## WRITTEN TASK:
Return each line containing "hesabı".
* start RECORDS FOR THIS EXERCISE *
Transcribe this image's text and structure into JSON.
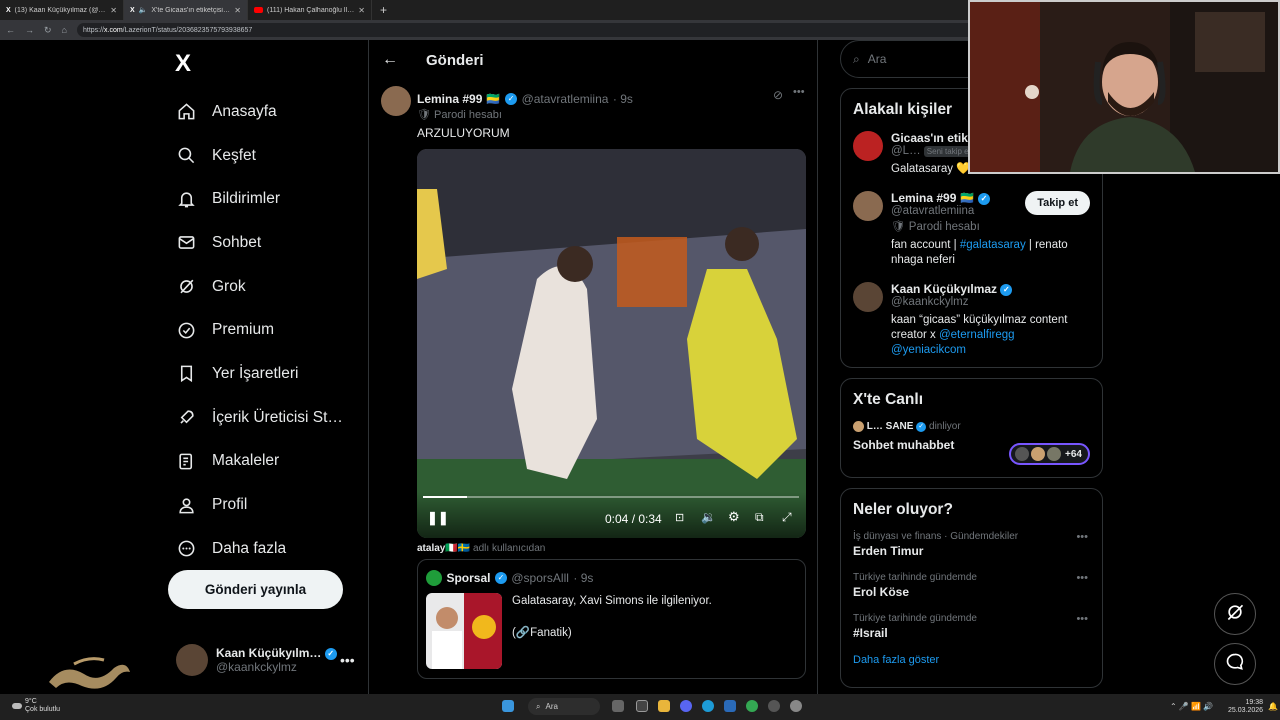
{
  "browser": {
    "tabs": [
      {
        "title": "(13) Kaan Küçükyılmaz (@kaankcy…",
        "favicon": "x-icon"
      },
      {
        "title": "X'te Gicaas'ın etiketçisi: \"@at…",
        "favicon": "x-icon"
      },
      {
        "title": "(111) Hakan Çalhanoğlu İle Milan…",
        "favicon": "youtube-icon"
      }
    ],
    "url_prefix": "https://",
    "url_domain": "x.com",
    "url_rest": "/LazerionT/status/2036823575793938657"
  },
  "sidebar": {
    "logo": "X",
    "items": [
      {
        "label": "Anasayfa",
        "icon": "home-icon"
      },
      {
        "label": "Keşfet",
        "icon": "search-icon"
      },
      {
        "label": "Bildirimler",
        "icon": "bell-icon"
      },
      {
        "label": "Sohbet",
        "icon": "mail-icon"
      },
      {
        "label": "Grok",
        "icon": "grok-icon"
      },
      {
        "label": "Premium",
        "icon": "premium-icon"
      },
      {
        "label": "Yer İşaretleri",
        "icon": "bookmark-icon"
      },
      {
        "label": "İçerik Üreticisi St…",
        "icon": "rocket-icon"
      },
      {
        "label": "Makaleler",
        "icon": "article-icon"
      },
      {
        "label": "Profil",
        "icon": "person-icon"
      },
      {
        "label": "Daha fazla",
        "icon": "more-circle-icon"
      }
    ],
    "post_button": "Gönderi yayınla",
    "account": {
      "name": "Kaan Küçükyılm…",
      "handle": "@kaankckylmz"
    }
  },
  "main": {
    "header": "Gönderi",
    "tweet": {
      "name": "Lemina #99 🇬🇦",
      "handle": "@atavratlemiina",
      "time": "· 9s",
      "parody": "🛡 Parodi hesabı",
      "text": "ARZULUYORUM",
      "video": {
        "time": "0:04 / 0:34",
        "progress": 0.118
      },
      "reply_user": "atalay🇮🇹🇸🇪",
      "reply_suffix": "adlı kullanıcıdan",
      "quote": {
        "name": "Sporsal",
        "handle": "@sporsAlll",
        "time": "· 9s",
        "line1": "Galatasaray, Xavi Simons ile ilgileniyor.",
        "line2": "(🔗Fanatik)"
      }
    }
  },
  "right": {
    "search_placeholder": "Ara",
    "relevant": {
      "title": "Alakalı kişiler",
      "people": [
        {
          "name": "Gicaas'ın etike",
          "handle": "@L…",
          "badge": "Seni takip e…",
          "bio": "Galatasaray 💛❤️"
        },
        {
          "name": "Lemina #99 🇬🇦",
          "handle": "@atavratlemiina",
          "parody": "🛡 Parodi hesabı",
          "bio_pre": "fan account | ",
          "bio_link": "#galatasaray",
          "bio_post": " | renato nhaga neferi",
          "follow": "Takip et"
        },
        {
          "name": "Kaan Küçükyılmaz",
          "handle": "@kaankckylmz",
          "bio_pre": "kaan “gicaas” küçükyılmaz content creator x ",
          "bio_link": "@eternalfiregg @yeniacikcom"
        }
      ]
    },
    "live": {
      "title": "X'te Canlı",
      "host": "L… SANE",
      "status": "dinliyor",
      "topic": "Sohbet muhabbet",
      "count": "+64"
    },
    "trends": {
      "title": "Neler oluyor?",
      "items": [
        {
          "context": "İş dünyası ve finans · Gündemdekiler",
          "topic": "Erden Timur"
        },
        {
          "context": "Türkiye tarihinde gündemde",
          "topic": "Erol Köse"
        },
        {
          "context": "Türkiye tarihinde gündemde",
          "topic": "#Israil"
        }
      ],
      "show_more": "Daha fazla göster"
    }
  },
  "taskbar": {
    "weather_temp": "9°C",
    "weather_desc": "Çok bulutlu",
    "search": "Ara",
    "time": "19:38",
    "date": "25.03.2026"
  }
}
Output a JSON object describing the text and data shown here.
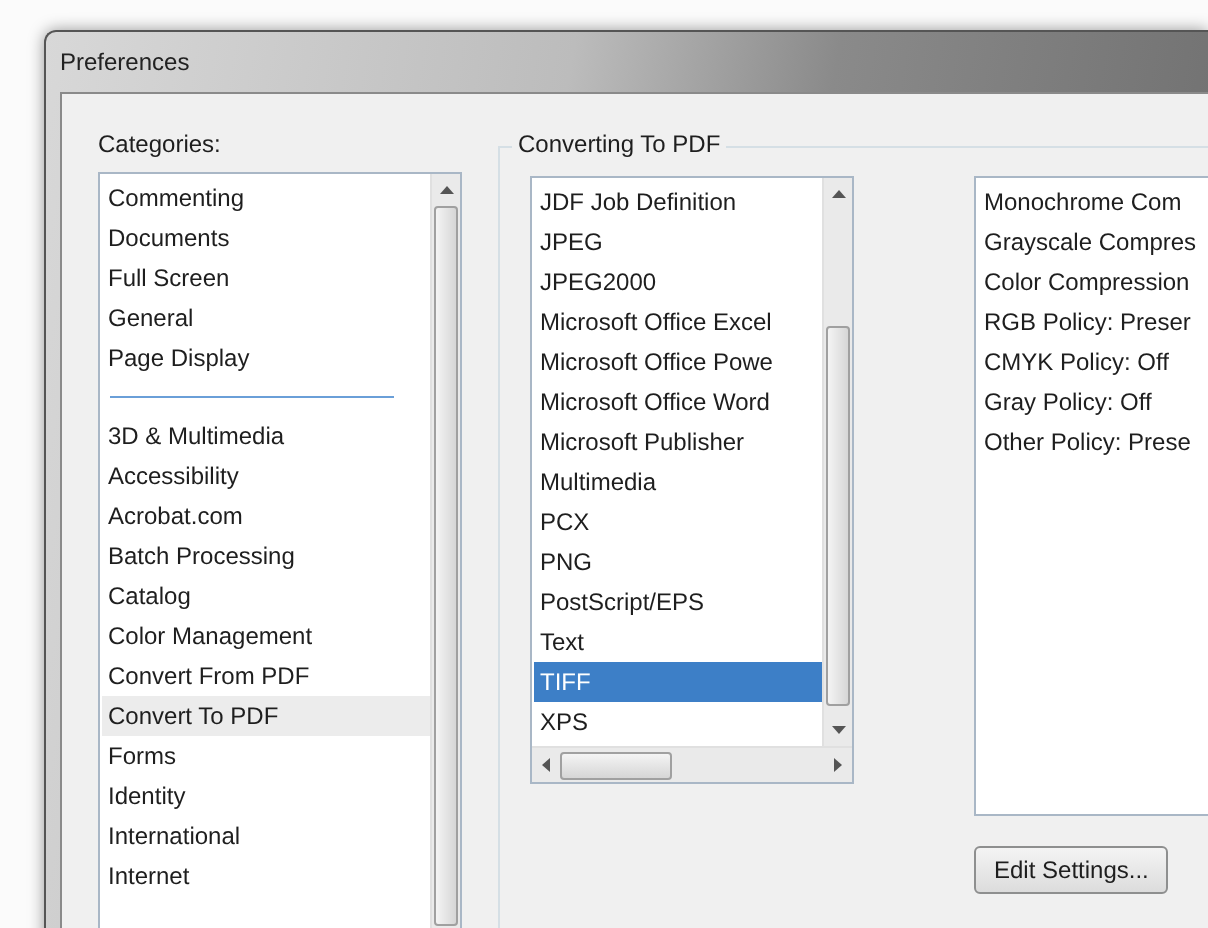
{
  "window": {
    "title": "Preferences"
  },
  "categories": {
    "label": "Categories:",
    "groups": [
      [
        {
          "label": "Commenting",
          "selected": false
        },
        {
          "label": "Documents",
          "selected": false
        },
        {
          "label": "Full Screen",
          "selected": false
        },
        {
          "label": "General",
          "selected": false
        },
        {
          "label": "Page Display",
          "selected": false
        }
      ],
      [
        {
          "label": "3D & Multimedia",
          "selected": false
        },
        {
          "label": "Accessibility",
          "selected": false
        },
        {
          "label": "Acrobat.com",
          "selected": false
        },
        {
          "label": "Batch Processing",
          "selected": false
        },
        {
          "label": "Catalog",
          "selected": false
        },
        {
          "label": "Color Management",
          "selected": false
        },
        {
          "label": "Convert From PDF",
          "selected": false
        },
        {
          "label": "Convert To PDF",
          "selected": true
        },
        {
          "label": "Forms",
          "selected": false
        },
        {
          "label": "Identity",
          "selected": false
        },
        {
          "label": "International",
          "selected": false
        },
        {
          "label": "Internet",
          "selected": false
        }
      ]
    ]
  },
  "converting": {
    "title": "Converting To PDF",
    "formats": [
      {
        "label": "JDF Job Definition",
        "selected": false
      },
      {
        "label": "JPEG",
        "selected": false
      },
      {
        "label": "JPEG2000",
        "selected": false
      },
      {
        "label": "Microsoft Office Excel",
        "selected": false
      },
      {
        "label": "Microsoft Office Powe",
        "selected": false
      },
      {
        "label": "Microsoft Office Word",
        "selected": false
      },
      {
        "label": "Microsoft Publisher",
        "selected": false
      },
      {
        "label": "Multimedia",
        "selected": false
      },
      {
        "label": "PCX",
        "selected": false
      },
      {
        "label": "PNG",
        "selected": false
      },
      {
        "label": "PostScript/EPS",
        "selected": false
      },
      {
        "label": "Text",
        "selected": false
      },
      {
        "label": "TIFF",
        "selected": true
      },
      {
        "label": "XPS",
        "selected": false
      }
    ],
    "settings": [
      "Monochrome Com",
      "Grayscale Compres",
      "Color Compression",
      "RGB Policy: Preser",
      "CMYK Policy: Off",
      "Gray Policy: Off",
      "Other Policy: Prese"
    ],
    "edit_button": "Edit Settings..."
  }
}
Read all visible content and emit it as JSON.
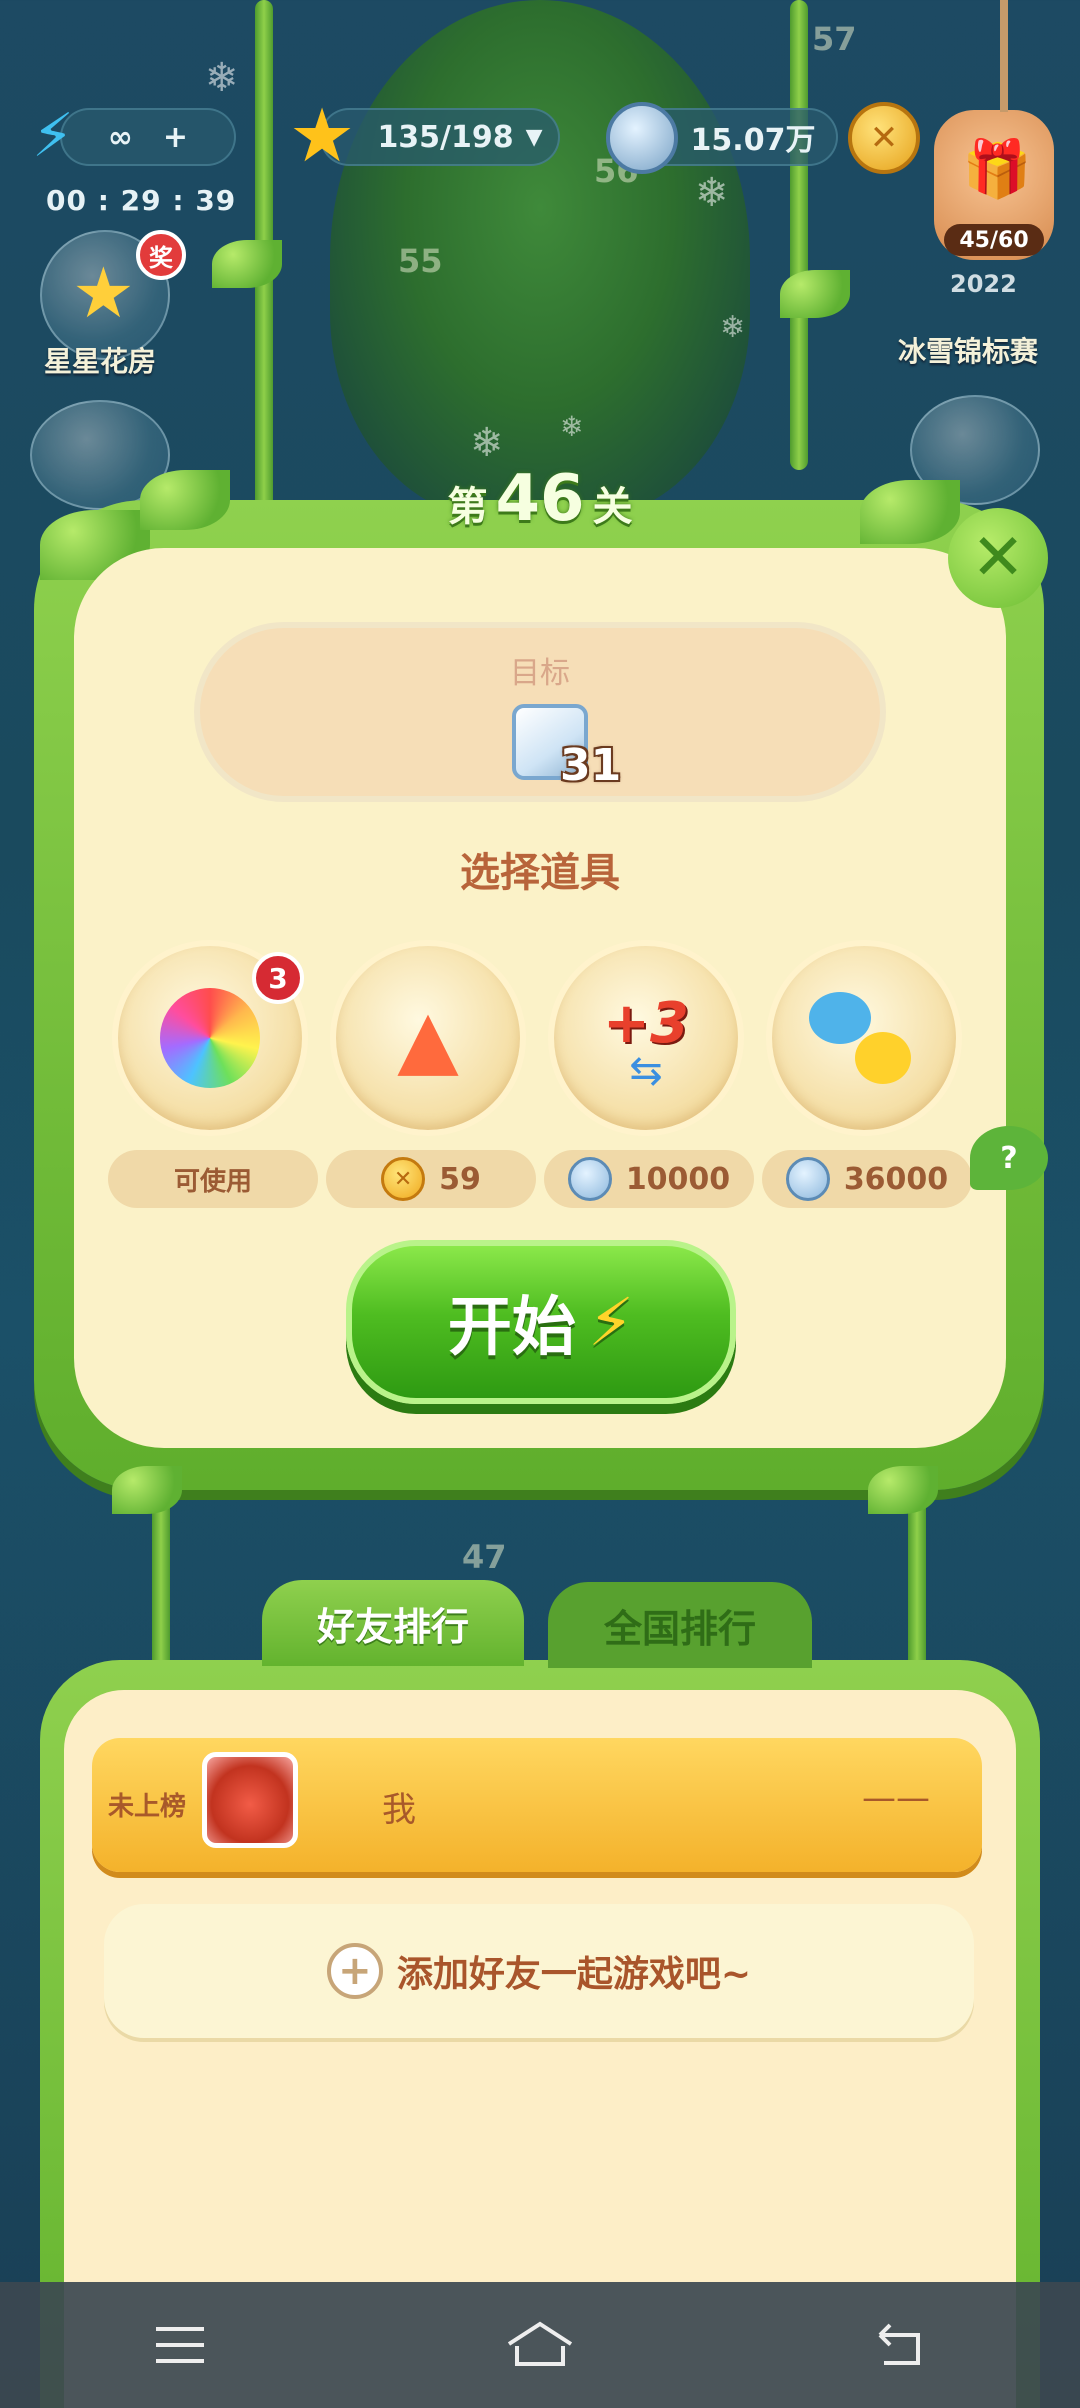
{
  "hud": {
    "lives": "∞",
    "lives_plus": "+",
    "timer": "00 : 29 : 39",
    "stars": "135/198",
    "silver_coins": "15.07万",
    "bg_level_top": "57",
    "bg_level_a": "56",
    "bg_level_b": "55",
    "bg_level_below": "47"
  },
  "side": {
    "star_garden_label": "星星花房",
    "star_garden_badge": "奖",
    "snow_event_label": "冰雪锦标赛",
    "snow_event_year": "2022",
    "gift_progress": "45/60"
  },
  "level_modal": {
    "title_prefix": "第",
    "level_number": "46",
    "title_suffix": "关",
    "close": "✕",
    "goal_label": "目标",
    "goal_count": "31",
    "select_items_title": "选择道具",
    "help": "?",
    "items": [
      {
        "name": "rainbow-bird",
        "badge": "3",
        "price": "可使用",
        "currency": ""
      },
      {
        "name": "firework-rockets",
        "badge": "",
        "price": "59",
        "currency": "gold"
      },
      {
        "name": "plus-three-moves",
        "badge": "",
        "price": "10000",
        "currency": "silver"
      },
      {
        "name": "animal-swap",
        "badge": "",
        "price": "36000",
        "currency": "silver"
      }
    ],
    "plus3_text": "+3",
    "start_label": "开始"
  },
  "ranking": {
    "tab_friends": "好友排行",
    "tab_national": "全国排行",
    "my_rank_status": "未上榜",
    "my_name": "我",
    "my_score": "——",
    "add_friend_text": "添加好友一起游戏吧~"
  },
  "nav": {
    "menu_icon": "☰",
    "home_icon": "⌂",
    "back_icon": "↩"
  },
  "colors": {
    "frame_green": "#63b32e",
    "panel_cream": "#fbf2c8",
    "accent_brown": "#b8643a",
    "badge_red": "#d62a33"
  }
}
* end RECORDS FOR THIS EXERCISE *
## EXERCISE OUTPUT:
      "parody": "🛡 Parodi hesabı",
          "parody": "🛡 Parodi hesabı",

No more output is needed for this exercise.